- [Source records]:
(begin)

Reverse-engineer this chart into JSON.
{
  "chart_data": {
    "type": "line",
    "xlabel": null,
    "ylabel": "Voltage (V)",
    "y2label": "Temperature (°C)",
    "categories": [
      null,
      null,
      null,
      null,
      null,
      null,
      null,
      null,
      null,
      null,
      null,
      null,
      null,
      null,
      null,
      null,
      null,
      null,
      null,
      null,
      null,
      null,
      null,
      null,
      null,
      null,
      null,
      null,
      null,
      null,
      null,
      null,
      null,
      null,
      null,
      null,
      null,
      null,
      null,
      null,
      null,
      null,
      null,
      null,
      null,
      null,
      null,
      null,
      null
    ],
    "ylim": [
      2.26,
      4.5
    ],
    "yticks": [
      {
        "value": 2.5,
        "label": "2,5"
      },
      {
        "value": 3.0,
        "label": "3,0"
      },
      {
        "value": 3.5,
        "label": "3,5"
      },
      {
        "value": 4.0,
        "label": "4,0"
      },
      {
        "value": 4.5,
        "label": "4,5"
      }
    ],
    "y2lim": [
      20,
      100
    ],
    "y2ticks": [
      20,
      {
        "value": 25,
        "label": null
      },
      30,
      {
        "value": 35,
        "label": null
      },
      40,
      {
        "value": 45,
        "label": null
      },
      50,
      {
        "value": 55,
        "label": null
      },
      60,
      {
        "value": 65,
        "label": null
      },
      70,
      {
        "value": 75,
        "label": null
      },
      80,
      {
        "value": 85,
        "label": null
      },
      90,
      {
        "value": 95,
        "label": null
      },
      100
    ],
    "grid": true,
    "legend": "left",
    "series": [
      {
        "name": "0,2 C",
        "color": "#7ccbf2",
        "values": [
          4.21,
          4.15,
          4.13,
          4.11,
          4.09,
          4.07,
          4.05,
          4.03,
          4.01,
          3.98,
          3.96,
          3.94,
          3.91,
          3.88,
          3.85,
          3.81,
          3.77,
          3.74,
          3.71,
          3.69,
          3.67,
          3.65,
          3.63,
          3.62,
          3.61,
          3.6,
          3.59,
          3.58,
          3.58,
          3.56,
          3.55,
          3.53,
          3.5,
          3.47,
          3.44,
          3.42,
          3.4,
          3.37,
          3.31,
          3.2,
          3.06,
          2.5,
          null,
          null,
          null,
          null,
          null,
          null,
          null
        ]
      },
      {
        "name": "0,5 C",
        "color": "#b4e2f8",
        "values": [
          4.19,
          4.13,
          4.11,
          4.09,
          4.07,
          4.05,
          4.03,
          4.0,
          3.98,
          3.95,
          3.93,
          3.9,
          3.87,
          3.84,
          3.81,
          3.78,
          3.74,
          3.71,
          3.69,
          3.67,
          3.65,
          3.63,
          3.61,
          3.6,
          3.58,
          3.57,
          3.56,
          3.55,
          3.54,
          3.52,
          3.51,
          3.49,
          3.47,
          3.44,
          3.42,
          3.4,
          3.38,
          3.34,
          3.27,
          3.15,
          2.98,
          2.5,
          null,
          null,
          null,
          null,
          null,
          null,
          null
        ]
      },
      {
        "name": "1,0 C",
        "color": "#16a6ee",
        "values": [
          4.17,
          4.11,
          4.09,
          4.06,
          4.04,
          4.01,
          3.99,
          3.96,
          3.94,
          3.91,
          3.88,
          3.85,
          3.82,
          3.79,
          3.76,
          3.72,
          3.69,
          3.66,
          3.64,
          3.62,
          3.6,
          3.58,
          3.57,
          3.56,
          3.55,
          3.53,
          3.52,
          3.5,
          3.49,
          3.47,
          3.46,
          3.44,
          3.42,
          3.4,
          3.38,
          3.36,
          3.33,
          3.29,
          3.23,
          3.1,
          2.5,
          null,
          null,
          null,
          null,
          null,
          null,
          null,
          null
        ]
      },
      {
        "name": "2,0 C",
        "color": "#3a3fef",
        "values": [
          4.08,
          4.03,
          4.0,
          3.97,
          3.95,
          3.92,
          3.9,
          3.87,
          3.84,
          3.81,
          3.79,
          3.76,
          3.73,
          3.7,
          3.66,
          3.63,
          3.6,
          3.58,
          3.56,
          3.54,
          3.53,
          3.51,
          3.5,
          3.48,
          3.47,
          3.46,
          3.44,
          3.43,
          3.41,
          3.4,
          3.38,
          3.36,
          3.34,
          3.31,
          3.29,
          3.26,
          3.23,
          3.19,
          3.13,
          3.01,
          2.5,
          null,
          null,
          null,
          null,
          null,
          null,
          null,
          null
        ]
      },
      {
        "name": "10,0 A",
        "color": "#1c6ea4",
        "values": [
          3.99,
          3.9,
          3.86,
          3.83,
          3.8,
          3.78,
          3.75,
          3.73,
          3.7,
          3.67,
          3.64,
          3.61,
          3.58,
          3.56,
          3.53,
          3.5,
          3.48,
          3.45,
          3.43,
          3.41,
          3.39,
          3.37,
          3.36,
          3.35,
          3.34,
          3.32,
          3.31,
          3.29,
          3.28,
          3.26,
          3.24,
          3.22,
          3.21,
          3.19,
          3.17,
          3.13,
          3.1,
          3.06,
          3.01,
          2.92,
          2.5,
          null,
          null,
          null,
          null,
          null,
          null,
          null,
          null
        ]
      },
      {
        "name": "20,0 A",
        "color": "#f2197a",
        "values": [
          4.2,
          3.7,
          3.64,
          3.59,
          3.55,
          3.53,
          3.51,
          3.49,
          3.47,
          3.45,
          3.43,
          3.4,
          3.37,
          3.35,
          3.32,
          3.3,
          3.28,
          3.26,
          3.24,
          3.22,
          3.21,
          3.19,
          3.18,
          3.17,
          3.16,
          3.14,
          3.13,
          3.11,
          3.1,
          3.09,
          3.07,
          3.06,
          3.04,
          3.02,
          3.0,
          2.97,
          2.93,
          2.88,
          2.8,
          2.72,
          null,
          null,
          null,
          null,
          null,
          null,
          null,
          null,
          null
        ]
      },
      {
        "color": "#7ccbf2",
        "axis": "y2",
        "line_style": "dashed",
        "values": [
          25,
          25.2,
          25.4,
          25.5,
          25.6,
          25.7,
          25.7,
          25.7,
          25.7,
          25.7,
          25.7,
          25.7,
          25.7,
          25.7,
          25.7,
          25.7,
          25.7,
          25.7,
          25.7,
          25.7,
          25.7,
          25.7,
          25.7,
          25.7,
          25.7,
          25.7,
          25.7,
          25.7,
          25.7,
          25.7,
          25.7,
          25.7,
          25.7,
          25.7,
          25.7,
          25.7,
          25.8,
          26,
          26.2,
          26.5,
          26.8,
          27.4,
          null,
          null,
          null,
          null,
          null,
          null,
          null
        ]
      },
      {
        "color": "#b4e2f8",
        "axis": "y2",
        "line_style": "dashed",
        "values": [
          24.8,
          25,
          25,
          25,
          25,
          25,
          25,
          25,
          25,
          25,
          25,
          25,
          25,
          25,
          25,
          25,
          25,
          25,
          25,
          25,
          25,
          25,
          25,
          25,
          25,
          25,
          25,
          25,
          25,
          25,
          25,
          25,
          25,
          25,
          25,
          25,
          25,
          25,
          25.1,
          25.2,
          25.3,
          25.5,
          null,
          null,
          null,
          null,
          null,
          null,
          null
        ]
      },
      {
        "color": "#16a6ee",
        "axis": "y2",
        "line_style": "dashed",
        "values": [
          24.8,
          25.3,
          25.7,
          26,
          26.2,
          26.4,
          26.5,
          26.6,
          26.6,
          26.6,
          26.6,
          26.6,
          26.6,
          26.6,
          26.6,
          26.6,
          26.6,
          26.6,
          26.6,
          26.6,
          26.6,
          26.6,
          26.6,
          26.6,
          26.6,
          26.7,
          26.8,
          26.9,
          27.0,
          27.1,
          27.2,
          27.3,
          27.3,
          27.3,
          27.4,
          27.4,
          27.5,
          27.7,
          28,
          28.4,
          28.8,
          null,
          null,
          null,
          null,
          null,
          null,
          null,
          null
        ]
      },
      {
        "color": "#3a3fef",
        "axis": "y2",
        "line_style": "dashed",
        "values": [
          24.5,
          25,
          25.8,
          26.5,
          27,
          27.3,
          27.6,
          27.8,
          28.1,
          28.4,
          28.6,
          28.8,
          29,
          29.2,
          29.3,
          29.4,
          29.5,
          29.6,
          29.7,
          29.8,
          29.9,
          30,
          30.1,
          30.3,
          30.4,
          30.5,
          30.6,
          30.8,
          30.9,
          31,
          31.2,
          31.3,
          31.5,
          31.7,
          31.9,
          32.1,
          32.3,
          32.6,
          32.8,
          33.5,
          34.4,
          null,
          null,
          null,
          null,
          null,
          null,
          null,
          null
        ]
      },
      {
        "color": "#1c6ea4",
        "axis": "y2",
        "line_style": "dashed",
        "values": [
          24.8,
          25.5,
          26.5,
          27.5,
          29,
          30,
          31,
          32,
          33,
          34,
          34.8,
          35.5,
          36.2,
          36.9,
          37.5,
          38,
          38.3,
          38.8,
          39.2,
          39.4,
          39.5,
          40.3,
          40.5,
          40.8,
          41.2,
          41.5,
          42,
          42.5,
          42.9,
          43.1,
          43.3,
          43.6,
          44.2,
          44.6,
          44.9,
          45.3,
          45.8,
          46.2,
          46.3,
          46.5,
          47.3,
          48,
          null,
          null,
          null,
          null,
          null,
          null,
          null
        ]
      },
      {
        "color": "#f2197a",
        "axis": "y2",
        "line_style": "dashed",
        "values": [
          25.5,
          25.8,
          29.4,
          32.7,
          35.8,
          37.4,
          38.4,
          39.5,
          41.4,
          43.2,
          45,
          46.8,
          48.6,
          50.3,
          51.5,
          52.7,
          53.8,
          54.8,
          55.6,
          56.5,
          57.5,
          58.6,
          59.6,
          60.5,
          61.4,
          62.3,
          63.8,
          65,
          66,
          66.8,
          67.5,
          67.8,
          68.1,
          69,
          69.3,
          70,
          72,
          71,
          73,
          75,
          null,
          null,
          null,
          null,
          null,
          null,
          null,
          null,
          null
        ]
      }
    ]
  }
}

(end)

Take each line containing the string "name" and copy it out.

        "name": "0,2 C",
        "name": "0,5 C",
        "name": "1,0 C",
        "name": "2,0 C",
        "name": "10,0 A",
        "name": "20,0 A",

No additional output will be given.